• [AIM]: Return the count of lines that mention "value", with no other words.

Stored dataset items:
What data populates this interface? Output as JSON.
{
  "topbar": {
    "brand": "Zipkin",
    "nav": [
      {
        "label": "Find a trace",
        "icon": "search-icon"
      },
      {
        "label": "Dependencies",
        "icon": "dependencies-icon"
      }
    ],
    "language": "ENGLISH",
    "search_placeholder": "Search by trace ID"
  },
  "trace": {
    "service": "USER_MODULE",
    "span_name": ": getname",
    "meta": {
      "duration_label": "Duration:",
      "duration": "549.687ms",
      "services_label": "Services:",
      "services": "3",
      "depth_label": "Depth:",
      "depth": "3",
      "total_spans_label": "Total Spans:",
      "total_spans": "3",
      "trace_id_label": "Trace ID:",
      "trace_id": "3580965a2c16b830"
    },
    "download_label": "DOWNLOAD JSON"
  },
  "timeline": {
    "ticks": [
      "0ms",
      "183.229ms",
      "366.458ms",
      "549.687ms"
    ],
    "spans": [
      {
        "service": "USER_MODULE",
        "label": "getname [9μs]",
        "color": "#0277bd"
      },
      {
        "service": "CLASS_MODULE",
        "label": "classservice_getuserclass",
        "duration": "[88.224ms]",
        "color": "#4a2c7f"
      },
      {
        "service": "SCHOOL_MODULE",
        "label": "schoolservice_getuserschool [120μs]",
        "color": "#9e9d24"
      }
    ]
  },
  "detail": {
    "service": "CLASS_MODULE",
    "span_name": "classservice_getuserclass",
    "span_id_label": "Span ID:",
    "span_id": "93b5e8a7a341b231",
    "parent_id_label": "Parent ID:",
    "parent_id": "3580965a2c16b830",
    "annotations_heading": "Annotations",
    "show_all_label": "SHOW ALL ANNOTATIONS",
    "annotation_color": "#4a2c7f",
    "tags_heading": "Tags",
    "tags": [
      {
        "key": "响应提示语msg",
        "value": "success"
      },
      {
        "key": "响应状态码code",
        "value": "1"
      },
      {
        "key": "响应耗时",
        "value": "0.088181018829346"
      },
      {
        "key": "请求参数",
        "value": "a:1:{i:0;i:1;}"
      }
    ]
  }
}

• [TASK RESULT]: 4